— start of Extracted material —

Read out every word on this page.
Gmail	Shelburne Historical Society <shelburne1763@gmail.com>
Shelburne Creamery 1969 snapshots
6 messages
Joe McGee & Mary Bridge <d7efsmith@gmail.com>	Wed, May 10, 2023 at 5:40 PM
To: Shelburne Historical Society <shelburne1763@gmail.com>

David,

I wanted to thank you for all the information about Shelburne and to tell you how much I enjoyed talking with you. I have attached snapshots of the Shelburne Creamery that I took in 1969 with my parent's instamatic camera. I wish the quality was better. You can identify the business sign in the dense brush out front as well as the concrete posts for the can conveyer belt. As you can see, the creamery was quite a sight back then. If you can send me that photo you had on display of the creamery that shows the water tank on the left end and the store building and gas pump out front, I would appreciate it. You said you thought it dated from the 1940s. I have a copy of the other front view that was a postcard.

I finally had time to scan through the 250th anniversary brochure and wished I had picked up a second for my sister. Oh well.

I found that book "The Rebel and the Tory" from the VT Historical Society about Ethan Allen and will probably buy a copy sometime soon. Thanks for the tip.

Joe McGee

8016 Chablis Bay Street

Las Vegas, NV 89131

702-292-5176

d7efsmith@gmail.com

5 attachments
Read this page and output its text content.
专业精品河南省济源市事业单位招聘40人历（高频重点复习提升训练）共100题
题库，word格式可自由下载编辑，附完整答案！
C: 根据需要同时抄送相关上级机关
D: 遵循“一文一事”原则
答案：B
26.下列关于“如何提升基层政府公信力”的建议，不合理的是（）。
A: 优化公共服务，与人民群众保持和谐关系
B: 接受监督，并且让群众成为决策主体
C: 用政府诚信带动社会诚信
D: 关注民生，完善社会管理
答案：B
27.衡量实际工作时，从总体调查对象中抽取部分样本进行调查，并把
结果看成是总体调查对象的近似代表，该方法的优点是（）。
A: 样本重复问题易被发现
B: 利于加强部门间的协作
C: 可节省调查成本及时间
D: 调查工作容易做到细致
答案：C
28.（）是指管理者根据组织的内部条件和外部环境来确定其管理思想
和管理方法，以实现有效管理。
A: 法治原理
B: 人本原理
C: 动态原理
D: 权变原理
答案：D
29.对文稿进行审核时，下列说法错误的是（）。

— end of Extracted material —

## Exercise objective:
Go through the listing above and return every line where the word "about" occurs.

## Task answer:
I wanted to thank you for all the information about Shelburne and to tell you how much I enjoyed talking with you. I have attached snapshots of the Shelburne Creamery that I took in 1969 with my parent's instamatic camera. I wish the quality was better. You can identify the business sign in the dense brush out front as well as the concrete posts for the can conveyer belt. As you can see, the creamery was quite a sight back then. If you can send me that photo you had on display of the creamery that shows the water tank on the left end and the store building and gas pump out front, I would appreciate it. You said you thought it dated from the 1940s. I have a copy of the other front view that was a postcard.
I found that book "The Rebel and the Tory" from the VT Historical Society about Ethan Allen and will probably buy a copy sometime soon. Thanks for the tip.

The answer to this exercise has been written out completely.